» **Given task**: Records follow. Select each line holding "ylabel".
══════════════════════════════
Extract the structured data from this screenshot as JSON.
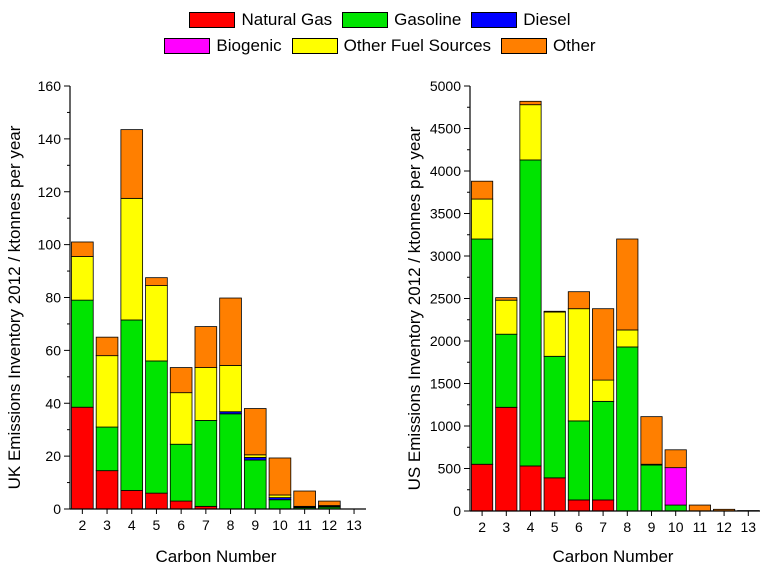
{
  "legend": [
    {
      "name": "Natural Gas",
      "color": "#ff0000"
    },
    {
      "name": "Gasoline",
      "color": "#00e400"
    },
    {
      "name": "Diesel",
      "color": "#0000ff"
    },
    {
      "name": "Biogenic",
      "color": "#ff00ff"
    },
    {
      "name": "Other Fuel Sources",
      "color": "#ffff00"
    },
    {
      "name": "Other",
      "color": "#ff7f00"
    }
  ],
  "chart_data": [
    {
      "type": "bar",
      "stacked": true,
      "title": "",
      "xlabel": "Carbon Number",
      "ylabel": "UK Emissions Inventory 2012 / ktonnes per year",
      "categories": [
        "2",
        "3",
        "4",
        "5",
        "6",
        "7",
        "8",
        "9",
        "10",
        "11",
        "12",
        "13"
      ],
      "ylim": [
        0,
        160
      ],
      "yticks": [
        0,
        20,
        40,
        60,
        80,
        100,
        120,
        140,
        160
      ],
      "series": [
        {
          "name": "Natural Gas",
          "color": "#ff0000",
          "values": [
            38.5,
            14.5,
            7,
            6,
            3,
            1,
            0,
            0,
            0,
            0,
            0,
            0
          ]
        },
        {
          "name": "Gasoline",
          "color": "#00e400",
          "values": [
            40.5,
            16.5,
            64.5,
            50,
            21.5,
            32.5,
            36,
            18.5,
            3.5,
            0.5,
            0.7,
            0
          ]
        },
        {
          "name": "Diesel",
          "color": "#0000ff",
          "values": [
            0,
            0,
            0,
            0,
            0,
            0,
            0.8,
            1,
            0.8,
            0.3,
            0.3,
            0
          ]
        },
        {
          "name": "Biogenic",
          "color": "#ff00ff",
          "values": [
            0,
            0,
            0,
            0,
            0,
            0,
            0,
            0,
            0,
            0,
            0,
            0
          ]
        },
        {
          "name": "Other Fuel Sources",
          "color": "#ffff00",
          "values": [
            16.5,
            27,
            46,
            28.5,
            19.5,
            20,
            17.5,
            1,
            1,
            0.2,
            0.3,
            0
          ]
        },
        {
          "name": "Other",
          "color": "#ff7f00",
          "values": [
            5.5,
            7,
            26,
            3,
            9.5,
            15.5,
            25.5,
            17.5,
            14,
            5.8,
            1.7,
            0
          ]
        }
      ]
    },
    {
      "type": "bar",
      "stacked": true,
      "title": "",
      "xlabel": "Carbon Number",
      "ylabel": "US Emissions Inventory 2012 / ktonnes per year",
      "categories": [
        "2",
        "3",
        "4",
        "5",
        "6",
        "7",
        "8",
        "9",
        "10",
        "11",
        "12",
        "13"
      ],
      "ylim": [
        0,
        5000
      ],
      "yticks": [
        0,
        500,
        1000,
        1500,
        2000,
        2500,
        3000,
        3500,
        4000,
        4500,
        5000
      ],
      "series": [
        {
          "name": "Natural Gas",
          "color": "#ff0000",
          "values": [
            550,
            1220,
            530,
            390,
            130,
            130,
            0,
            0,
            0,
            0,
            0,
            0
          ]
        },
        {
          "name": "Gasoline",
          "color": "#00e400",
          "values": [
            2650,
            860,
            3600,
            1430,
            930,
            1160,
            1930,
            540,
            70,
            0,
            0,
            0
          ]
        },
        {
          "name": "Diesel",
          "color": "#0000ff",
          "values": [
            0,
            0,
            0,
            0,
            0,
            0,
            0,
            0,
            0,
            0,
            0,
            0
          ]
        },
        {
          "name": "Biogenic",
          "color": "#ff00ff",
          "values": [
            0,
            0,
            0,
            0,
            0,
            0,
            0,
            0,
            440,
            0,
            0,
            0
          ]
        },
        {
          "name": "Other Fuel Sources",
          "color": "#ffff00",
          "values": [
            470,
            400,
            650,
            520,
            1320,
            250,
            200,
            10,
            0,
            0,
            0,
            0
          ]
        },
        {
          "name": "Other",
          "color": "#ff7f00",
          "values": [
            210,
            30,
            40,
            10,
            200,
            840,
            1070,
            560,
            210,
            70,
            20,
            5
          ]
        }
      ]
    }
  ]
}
══════════════════════════════
» **Reply**:
      "ylabel": "UK Emissions Inventory 2012 / ktonnes per year",
      "ylabel": "US Emissions Inventory 2012 / ktonnes per year",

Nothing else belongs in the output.